▶ WORKING DATA
** Start **
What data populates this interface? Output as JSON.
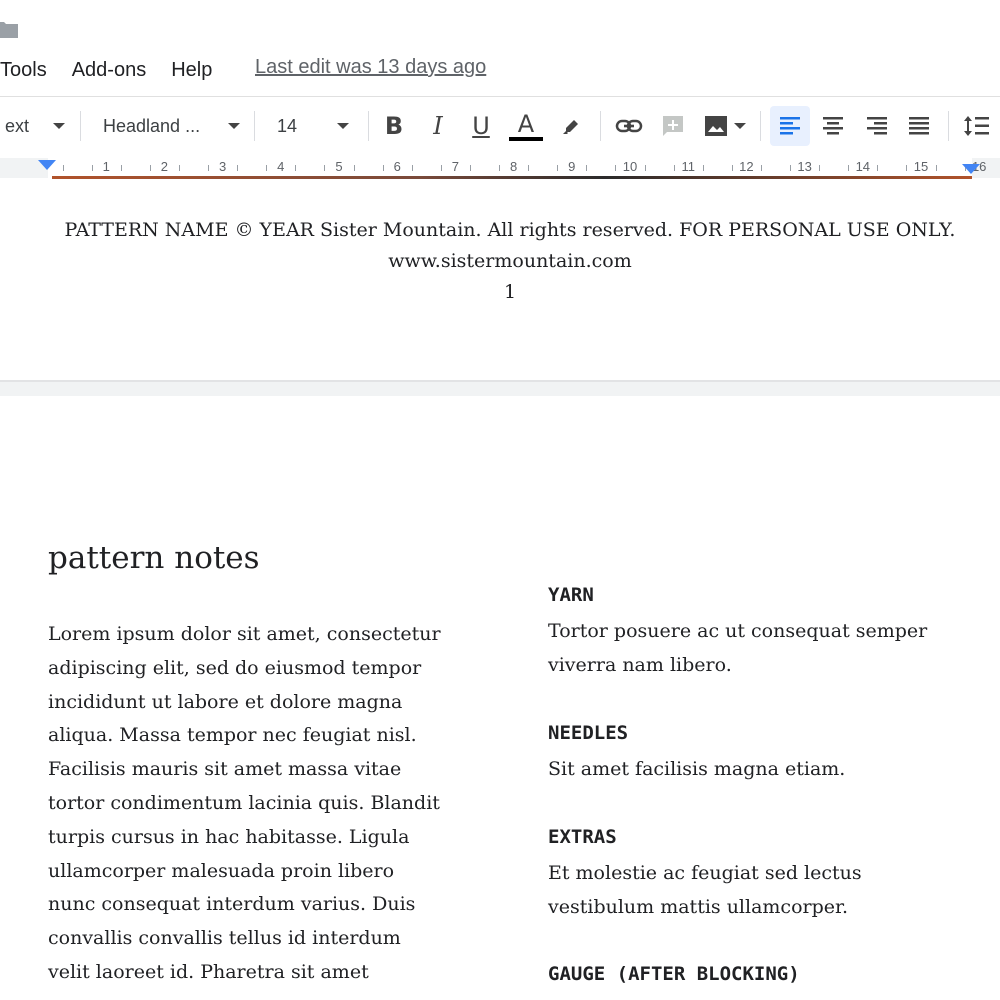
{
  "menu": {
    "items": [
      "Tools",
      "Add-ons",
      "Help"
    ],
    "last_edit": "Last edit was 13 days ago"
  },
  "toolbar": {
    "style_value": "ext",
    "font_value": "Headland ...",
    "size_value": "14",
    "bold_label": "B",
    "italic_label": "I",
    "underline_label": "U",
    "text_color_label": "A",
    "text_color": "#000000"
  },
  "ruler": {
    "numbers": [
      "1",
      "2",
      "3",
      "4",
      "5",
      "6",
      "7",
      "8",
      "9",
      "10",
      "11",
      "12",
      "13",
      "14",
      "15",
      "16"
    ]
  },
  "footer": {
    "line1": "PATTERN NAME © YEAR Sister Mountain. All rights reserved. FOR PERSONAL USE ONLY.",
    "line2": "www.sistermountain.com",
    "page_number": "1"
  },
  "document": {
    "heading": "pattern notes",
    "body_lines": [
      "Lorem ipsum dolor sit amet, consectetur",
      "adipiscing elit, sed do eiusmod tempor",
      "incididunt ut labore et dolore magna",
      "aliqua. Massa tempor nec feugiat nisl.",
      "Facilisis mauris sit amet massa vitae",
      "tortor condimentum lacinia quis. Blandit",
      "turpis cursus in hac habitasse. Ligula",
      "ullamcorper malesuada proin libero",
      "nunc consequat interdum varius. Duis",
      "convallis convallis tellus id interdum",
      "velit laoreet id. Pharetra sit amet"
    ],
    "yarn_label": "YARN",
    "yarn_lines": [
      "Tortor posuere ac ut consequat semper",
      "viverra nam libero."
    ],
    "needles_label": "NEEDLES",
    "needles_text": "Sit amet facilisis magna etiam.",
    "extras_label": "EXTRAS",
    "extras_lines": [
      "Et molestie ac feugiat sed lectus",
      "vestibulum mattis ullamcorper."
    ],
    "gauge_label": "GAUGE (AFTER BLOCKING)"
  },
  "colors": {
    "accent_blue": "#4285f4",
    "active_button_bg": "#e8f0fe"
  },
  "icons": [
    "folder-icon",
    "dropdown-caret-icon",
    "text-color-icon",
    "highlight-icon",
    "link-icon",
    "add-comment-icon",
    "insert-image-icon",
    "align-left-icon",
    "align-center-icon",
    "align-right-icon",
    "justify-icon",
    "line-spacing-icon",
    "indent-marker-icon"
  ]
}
** End **
▶ STATED PROBLEM
How many lines in these entries hold the string "magna"? Answer with the number alone.

▶ WRITTEN ANSWER
2